_INSTRUCTIONS FOR THE TASK_
Count the lines below that contain the word "Dermal". Give only the number.

Recorded data

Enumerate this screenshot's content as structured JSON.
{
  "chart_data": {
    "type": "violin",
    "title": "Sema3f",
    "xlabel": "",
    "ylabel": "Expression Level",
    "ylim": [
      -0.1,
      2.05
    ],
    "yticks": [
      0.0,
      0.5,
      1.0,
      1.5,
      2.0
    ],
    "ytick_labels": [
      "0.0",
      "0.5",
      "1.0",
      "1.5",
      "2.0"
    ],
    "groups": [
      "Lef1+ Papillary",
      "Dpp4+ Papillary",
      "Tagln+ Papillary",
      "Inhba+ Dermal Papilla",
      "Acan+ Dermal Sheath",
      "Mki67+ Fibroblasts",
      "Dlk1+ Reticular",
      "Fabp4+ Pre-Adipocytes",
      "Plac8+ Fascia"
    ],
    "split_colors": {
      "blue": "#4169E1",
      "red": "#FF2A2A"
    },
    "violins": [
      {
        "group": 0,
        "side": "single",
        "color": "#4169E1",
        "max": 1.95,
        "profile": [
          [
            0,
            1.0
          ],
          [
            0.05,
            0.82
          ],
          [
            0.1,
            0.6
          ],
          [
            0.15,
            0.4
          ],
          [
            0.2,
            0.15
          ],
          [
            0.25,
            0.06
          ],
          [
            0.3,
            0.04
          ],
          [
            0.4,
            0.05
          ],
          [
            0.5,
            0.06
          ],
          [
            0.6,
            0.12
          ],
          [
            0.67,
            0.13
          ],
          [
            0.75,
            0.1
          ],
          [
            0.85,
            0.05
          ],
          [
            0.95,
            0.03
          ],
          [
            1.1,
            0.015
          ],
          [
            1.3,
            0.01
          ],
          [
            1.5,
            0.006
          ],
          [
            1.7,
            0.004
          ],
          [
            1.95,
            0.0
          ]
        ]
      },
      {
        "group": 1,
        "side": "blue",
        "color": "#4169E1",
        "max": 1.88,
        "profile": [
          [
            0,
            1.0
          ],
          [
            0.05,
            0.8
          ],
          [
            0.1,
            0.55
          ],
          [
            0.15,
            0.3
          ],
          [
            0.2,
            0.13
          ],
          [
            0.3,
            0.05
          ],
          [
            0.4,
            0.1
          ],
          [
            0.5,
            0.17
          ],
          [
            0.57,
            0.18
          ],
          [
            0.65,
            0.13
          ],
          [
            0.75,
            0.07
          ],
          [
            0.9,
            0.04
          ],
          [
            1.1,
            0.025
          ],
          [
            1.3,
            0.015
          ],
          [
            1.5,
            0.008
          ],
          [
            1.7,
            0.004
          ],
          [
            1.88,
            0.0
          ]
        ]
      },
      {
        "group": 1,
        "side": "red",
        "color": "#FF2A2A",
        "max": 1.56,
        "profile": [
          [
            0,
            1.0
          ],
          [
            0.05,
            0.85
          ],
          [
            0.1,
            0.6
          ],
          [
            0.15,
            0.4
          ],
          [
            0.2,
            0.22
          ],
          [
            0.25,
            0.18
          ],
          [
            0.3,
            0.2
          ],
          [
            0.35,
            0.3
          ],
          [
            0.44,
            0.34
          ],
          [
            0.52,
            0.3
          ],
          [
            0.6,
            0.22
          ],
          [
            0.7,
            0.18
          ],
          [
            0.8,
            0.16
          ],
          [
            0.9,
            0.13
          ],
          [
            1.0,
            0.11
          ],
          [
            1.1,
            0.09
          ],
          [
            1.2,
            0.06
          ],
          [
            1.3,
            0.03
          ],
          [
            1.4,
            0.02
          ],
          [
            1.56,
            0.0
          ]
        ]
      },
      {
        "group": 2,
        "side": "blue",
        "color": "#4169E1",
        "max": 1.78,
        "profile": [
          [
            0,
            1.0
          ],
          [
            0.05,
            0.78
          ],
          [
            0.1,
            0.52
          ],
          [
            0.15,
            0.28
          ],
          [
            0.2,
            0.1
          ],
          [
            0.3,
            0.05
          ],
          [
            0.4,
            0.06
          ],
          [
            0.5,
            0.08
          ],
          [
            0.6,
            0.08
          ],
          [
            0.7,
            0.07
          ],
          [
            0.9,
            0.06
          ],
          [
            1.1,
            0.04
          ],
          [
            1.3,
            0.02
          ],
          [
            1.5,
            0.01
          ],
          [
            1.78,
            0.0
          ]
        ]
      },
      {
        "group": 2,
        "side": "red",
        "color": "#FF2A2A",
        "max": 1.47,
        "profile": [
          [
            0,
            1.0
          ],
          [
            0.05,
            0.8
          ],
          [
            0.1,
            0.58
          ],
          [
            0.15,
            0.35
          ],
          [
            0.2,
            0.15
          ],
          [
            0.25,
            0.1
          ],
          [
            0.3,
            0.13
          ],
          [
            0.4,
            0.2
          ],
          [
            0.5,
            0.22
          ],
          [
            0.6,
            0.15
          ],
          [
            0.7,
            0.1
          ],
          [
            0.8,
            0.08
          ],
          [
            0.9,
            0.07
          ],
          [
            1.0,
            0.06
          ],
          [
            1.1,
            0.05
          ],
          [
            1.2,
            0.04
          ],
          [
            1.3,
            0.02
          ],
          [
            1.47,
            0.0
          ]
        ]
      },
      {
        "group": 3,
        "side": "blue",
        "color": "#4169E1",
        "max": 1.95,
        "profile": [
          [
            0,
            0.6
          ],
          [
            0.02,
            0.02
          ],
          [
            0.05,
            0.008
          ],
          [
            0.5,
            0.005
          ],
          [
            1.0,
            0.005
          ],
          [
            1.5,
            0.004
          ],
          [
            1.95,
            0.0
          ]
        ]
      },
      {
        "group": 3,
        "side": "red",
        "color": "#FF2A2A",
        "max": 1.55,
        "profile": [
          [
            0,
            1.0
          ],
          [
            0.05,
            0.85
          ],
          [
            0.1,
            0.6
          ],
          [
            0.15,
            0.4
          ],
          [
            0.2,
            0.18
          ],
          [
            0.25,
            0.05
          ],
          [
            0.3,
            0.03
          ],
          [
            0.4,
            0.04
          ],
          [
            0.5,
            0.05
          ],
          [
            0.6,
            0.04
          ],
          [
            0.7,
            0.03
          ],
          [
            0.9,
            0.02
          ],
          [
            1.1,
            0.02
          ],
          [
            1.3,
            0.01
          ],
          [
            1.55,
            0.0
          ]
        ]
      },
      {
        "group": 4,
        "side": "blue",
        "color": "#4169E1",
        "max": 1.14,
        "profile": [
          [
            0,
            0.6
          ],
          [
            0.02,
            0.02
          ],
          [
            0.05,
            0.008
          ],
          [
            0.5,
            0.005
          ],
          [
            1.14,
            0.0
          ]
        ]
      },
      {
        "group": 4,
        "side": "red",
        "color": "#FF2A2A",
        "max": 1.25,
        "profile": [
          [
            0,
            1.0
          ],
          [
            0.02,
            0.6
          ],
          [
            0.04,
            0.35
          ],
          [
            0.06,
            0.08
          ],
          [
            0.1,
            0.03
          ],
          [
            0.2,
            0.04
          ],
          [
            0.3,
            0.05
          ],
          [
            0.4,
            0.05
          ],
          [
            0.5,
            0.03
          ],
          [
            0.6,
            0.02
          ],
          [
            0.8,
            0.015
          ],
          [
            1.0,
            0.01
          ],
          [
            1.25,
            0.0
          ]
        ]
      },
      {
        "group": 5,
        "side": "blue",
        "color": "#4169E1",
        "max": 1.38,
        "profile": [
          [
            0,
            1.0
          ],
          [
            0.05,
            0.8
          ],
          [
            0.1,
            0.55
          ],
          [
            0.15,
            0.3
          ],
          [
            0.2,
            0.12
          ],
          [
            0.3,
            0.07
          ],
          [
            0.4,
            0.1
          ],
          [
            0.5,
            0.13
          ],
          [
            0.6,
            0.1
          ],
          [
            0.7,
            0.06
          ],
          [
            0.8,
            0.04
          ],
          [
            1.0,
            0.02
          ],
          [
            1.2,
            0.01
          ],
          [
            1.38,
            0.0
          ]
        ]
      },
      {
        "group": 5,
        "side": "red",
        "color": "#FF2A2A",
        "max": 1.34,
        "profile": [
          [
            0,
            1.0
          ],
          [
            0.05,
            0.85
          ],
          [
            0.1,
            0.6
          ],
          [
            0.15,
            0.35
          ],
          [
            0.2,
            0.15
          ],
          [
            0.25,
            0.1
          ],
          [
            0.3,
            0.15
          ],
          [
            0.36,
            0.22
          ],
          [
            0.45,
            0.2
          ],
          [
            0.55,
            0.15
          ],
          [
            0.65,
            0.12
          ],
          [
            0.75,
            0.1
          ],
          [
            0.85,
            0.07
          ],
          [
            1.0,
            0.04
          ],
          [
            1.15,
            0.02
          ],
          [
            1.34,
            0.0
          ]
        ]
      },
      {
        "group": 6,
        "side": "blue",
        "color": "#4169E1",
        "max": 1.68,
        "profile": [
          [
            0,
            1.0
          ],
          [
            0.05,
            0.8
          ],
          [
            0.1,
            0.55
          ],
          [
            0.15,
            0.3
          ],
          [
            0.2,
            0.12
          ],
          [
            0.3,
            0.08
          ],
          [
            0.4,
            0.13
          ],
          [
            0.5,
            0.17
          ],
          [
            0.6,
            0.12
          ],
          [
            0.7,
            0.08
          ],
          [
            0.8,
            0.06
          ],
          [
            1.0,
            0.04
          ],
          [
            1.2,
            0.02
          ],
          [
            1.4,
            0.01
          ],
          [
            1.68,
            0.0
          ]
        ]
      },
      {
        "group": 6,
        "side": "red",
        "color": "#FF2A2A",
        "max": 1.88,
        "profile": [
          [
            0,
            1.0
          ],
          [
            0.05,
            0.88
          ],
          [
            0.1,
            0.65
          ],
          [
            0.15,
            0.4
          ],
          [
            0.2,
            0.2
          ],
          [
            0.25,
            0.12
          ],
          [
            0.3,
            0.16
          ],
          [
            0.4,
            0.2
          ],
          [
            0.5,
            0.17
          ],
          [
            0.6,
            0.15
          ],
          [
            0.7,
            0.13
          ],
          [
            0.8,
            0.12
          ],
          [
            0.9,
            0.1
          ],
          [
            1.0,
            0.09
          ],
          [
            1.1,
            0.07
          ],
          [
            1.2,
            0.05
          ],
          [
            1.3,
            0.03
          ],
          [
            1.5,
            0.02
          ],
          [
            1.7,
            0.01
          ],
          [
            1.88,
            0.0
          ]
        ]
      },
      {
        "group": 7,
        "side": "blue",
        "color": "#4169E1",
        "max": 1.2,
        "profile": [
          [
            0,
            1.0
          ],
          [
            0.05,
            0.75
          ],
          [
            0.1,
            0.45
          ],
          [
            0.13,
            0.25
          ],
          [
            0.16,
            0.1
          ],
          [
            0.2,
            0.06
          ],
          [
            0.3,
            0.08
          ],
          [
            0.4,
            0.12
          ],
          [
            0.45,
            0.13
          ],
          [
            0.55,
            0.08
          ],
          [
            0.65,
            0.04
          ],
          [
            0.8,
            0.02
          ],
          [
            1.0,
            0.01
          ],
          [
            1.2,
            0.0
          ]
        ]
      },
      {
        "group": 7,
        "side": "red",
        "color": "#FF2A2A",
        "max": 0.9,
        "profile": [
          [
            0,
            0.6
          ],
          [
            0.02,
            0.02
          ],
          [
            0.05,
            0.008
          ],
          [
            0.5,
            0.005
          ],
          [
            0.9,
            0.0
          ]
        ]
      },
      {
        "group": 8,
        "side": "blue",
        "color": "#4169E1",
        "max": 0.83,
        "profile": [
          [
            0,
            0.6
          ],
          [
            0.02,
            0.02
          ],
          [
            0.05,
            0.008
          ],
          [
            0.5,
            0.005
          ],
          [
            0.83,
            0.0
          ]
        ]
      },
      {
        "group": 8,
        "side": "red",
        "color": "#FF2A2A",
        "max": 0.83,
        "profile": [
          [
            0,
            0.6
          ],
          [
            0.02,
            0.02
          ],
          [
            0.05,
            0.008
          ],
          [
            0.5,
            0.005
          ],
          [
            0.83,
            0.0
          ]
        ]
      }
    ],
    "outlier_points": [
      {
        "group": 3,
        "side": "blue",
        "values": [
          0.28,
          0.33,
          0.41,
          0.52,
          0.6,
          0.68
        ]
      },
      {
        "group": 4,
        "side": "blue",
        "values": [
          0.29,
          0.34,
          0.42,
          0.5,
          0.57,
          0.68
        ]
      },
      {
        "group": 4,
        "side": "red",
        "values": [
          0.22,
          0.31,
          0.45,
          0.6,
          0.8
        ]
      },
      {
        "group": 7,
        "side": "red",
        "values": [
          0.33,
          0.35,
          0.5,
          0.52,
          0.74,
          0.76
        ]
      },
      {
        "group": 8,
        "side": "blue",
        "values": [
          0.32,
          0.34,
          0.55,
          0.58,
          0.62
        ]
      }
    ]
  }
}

_CORRECT ANSWER_
2